* **EXERCISE TASK**: Take each line that has the word "this" and return it.

---

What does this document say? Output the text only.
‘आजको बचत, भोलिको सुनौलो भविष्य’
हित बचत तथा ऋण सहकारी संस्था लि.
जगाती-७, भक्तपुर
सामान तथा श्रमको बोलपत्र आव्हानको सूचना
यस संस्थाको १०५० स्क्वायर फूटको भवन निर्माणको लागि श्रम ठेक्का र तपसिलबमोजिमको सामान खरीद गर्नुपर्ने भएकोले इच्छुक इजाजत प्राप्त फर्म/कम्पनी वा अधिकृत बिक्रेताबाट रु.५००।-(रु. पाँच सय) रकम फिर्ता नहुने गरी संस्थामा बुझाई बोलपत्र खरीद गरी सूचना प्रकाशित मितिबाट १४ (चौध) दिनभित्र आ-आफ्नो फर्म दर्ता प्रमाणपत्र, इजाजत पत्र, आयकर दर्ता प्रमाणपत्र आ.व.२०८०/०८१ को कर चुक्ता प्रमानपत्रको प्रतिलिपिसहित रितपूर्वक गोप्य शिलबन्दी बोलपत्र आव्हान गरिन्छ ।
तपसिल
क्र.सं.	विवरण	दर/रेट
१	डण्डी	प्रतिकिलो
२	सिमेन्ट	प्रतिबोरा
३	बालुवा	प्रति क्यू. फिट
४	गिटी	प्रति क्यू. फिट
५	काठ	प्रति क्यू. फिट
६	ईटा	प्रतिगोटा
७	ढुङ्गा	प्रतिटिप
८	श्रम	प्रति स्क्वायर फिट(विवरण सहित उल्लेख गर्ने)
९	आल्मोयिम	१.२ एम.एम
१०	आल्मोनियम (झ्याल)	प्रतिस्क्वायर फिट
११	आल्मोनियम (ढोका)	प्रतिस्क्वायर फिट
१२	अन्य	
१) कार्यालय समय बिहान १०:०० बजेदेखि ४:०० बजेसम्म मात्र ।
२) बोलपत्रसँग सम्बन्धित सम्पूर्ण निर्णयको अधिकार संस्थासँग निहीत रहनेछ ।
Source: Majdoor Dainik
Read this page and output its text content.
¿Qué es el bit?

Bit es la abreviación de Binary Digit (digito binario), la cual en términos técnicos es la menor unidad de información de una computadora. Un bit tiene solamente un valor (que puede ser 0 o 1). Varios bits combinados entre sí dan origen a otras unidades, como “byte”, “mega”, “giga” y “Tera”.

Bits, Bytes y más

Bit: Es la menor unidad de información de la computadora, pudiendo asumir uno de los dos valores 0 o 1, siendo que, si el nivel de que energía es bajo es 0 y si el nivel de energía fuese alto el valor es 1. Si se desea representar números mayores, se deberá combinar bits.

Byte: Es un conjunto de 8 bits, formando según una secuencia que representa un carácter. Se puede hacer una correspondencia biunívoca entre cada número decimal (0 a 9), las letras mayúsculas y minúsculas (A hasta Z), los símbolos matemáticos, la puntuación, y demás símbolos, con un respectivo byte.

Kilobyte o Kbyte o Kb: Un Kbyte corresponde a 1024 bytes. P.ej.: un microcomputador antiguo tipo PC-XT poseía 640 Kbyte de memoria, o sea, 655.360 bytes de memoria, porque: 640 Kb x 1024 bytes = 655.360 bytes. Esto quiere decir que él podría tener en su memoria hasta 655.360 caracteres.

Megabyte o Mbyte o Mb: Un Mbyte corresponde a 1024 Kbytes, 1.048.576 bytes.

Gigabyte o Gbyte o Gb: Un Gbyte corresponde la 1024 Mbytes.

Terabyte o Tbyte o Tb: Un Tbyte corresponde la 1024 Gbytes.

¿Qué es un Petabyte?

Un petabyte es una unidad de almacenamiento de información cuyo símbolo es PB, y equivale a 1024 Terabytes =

---

* **ANSWER IN FULL**:
What does this document say? Output the text only.
Read this page and output its text content.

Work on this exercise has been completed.